AIM: All of the data should be output character for character, except the pictures.

RECORD EXCERPTS:
########################################

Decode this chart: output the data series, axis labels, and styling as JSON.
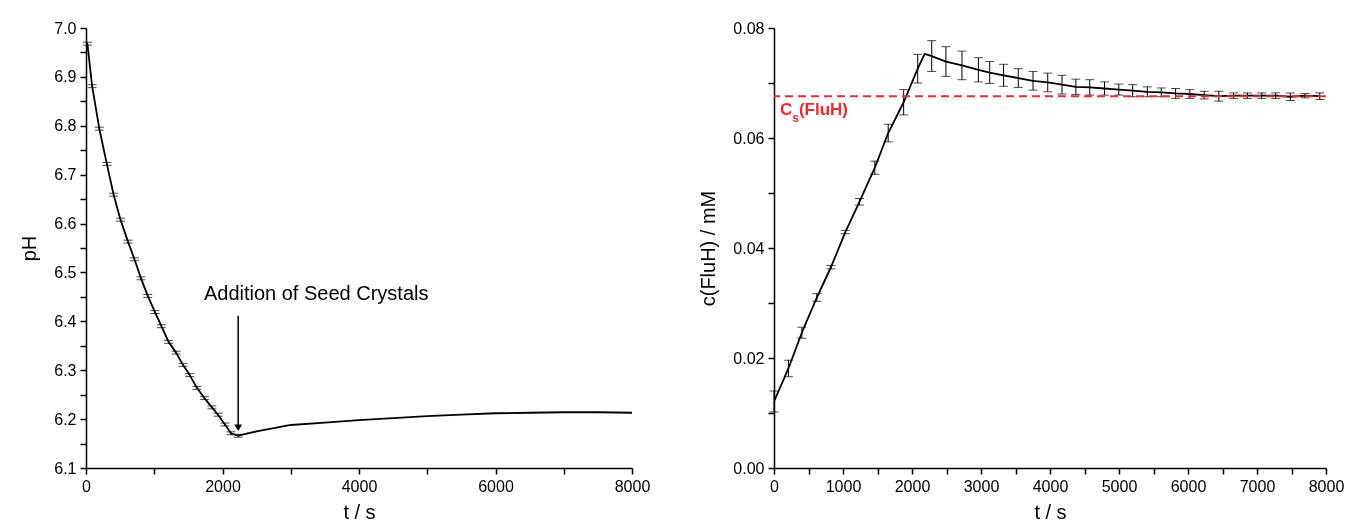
{
  "chart_data": [
    {
      "type": "line",
      "xlabel": "t / s",
      "ylabel": "pH",
      "x": [
        20,
        90,
        195,
        305,
        405,
        505,
        615,
        710,
        805,
        905,
        1010,
        1105,
        1210,
        1320,
        1420,
        1520,
        1625,
        1735,
        1845,
        1935,
        2035,
        2125,
        2230,
        2500,
        3000,
        3500,
        4000,
        4500,
        5000,
        5500,
        6000,
        6500,
        7000,
        7500,
        8000
      ],
      "series": [
        {
          "color": "#000000",
          "values": [
            6.968,
            6.881,
            6.794,
            6.722,
            6.659,
            6.608,
            6.563,
            6.527,
            6.488,
            6.452,
            6.419,
            6.39,
            6.358,
            6.336,
            6.311,
            6.29,
            6.264,
            6.243,
            6.224,
            6.209,
            6.189,
            6.171,
            6.166,
            6.175,
            6.188,
            6.193,
            6.198,
            6.202,
            6.206,
            6.209,
            6.212,
            6.213,
            6.214,
            6.214,
            6.213
          ],
          "errors": [
            0.003,
            0.003,
            0.003,
            0.003,
            0.003,
            0.003,
            0.003,
            0.003,
            0.003,
            0.003,
            0.003,
            0.003,
            0.003,
            0.003,
            0.003,
            0.003,
            0.003,
            0.003,
            0.003,
            0.003,
            0.003,
            0.003,
            0.003,
            null,
            null,
            null,
            null,
            null,
            null,
            null,
            null,
            null,
            null,
            null,
            null
          ]
        }
      ],
      "xlim": [
        0,
        8000
      ],
      "xticks": [
        0,
        {
          "value": 1000,
          "label": null
        },
        2000,
        {
          "value": 3000,
          "label": null
        },
        4000,
        {
          "value": 5000,
          "label": null
        },
        6000,
        {
          "value": 7000,
          "label": null
        },
        8000
      ],
      "ylim": [
        6.1,
        7.0
      ],
      "yticks": [
        6.1,
        {
          "value": 6.15,
          "label": null
        },
        6.2,
        {
          "value": 6.25,
          "label": null
        },
        6.3,
        {
          "value": 6.35,
          "label": null
        },
        6.4,
        {
          "value": 6.45,
          "label": null
        },
        6.5,
        {
          "value": 6.55,
          "label": null
        },
        6.6,
        {
          "value": 6.65,
          "label": null
        },
        6.7,
        {
          "value": 6.75,
          "label": null
        },
        6.8,
        {
          "value": 6.85,
          "label": null
        },
        6.9,
        {
          "value": 6.95,
          "label": null
        },
        {
          "value": 7.0,
          "label": "7.0"
        }
      ],
      "annotations": [
        {
          "text": "Addition of Seed Crystals",
          "x": 2230,
          "y": 6.166
        }
      ]
    },
    {
      "type": "line",
      "xlabel": "t / s",
      "ylabel": "c(FluH) / mM",
      "x": [
        0,
        209,
        403,
        621,
        825,
        1034,
        1238,
        1461,
        1655,
        1879,
        2083,
        2184,
        2286,
        2492,
        2724,
        2962,
        3126,
        3327,
        3540,
        3754,
        3967,
        4174,
        4375,
        4576,
        4790,
        4997,
        5198,
        5411,
        5612,
        5820,
        6027,
        6234,
        6447,
        6660,
        6862,
        7069,
        7270,
        7483,
        7696,
        7910
      ],
      "series": [
        {
          "color": "#000000",
          "values": [
            0.0121,
            0.0181,
            0.0246,
            0.031,
            0.0365,
            0.0429,
            0.0484,
            0.0546,
            0.0609,
            0.0665,
            0.0726,
            0.0753,
            0.0749,
            0.0739,
            0.0732,
            0.0724,
            0.0719,
            0.0714,
            0.0709,
            0.0704,
            0.0701,
            0.0697,
            0.0693,
            0.0692,
            0.069,
            0.0688,
            0.0686,
            0.0684,
            0.0683,
            0.0681,
            0.068,
            0.0678,
            0.0676,
            0.0677,
            0.0677,
            0.0677,
            0.0677,
            0.0675,
            0.0677,
            0.0676
          ],
          "errors": [
            0.0019,
            0.0015,
            0.001,
            0.0007,
            0.0003,
            0.0003,
            0.0006,
            0.0012,
            0.0016,
            0.0023,
            0.0026,
            null,
            0.0028,
            0.0027,
            0.0026,
            0.0022,
            0.002,
            0.002,
            0.0017,
            0.0017,
            0.0017,
            0.0017,
            0.0014,
            0.0014,
            0.0012,
            0.001,
            0.0011,
            0.0009,
            0.0008,
            0.0009,
            0.0008,
            0.0007,
            0.0009,
            0.0005,
            0.0005,
            0.0005,
            0.0005,
            0.0007,
            0.0004,
            0.0006
          ]
        }
      ],
      "xlim": [
        0,
        8000
      ],
      "xticks": [
        0,
        {
          "value": 500,
          "label": null
        },
        1000,
        {
          "value": 1500,
          "label": null
        },
        2000,
        {
          "value": 2500,
          "label": null
        },
        3000,
        {
          "value": 3500,
          "label": null
        },
        4000,
        {
          "value": 4500,
          "label": null
        },
        5000,
        {
          "value": 5500,
          "label": null
        },
        6000,
        {
          "value": 6500,
          "label": null
        },
        7000,
        {
          "value": 7500,
          "label": null
        },
        8000
      ],
      "ylim": [
        0,
        0.08
      ],
      "yticks": [
        {
          "value": 0,
          "label": "0.00"
        },
        {
          "value": 0.01,
          "label": null
        },
        0.02,
        {
          "value": 0.03,
          "label": null
        },
        0.04,
        {
          "value": 0.05,
          "label": null
        },
        0.06,
        {
          "value": 0.07,
          "label": null
        },
        0.08
      ],
      "ref_lines": [
        {
          "axis": "y",
          "value": 0.0676,
          "label": "C$_{s}$(FluH)",
          "color": "#ee2a2f",
          "line_style": "dashed"
        }
      ]
    }
  ]
}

########################################

EXPECTED ANSWER:
Decode this chart: output the data series, axis labels, and styling as JSON.
{
  "chart_data": [
    {
      "type": "line",
      "xlabel": "t / s",
      "ylabel": "pH",
      "x": [
        20,
        90,
        195,
        305,
        405,
        505,
        615,
        710,
        805,
        905,
        1010,
        1105,
        1210,
        1320,
        1420,
        1520,
        1625,
        1735,
        1845,
        1935,
        2035,
        2125,
        2230,
        2500,
        3000,
        3500,
        4000,
        4500,
        5000,
        5500,
        6000,
        6500,
        7000,
        7500,
        8000
      ],
      "series": [
        {
          "color": "#000000",
          "values": [
            6.968,
            6.881,
            6.794,
            6.722,
            6.659,
            6.608,
            6.563,
            6.527,
            6.488,
            6.452,
            6.419,
            6.39,
            6.358,
            6.336,
            6.311,
            6.29,
            6.264,
            6.243,
            6.224,
            6.209,
            6.189,
            6.171,
            6.166,
            6.175,
            6.188,
            6.193,
            6.198,
            6.202,
            6.206,
            6.209,
            6.212,
            6.213,
            6.214,
            6.214,
            6.213
          ],
          "errors": [
            0.003,
            0.003,
            0.003,
            0.003,
            0.003,
            0.003,
            0.003,
            0.003,
            0.003,
            0.003,
            0.003,
            0.003,
            0.003,
            0.003,
            0.003,
            0.003,
            0.003,
            0.003,
            0.003,
            0.003,
            0.003,
            0.003,
            0.003,
            null,
            null,
            null,
            null,
            null,
            null,
            null,
            null,
            null,
            null,
            null,
            null
          ]
        }
      ],
      "xlim": [
        0,
        8000
      ],
      "xticks": [
        0,
        {
          "value": 1000,
          "label": null
        },
        2000,
        {
          "value": 3000,
          "label": null
        },
        4000,
        {
          "value": 5000,
          "label": null
        },
        6000,
        {
          "value": 7000,
          "label": null
        },
        8000
      ],
      "ylim": [
        6.1,
        7.0
      ],
      "yticks": [
        6.1,
        {
          "value": 6.15,
          "label": null
        },
        6.2,
        {
          "value": 6.25,
          "label": null
        },
        6.3,
        {
          "value": 6.35,
          "label": null
        },
        6.4,
        {
          "value": 6.45,
          "label": null
        },
        6.5,
        {
          "value": 6.55,
          "label": null
        },
        6.6,
        {
          "value": 6.65,
          "label": null
        },
        6.7,
        {
          "value": 6.75,
          "label": null
        },
        6.8,
        {
          "value": 6.85,
          "label": null
        },
        6.9,
        {
          "value": 6.95,
          "label": null
        },
        {
          "value": 7.0,
          "label": "7.0"
        }
      ],
      "annotations": [
        {
          "text": "Addition of Seed Crystals",
          "x": 2230,
          "y": 6.166
        }
      ]
    },
    {
      "type": "line",
      "xlabel": "t / s",
      "ylabel": "c(FluH) / mM",
      "x": [
        0,
        209,
        403,
        621,
        825,
        1034,
        1238,
        1461,
        1655,
        1879,
        2083,
        2184,
        2286,
        2492,
        2724,
        2962,
        3126,
        3327,
        3540,
        3754,
        3967,
        4174,
        4375,
        4576,
        4790,
        4997,
        5198,
        5411,
        5612,
        5820,
        6027,
        6234,
        6447,
        6660,
        6862,
        7069,
        7270,
        7483,
        7696,
        7910
      ],
      "series": [
        {
          "color": "#000000",
          "values": [
            0.0121,
            0.0181,
            0.0246,
            0.031,
            0.0365,
            0.0429,
            0.0484,
            0.0546,
            0.0609,
            0.0665,
            0.0726,
            0.0753,
            0.0749,
            0.0739,
            0.0732,
            0.0724,
            0.0719,
            0.0714,
            0.0709,
            0.0704,
            0.0701,
            0.0697,
            0.0693,
            0.0692,
            0.069,
            0.0688,
            0.0686,
            0.0684,
            0.0683,
            0.0681,
            0.068,
            0.0678,
            0.0676,
            0.0677,
            0.0677,
            0.0677,
            0.0677,
            0.0675,
            0.0677,
            0.0676
          ],
          "errors": [
            0.0019,
            0.0015,
            0.001,
            0.0007,
            0.0003,
            0.0003,
            0.0006,
            0.0012,
            0.0016,
            0.0023,
            0.0026,
            null,
            0.0028,
            0.0027,
            0.0026,
            0.0022,
            0.002,
            0.002,
            0.0017,
            0.0017,
            0.0017,
            0.0017,
            0.0014,
            0.0014,
            0.0012,
            0.001,
            0.0011,
            0.0009,
            0.0008,
            0.0009,
            0.0008,
            0.0007,
            0.0009,
            0.0005,
            0.0005,
            0.0005,
            0.0005,
            0.0007,
            0.0004,
            0.0006
          ]
        }
      ],
      "xlim": [
        0,
        8000
      ],
      "xticks": [
        0,
        {
          "value": 500,
          "label": null
        },
        1000,
        {
          "value": 1500,
          "label": null
        },
        2000,
        {
          "value": 2500,
          "label": null
        },
        3000,
        {
          "value": 3500,
          "label": null
        },
        4000,
        {
          "value": 4500,
          "label": null
        },
        5000,
        {
          "value": 5500,
          "label": null
        },
        6000,
        {
          "value": 6500,
          "label": null
        },
        7000,
        {
          "value": 7500,
          "label": null
        },
        8000
      ],
      "ylim": [
        0,
        0.08
      ],
      "yticks": [
        {
          "value": 0,
          "label": "0.00"
        },
        {
          "value": 0.01,
          "label": null
        },
        0.02,
        {
          "value": 0.03,
          "label": null
        },
        0.04,
        {
          "value": 0.05,
          "label": null
        },
        0.06,
        {
          "value": 0.07,
          "label": null
        },
        0.08
      ],
      "ref_lines": [
        {
          "axis": "y",
          "value": 0.0676,
          "label": "C$_{s}$(FluH)",
          "color": "#ee2a2f",
          "line_style": "dashed"
        }
      ]
    }
  ]
}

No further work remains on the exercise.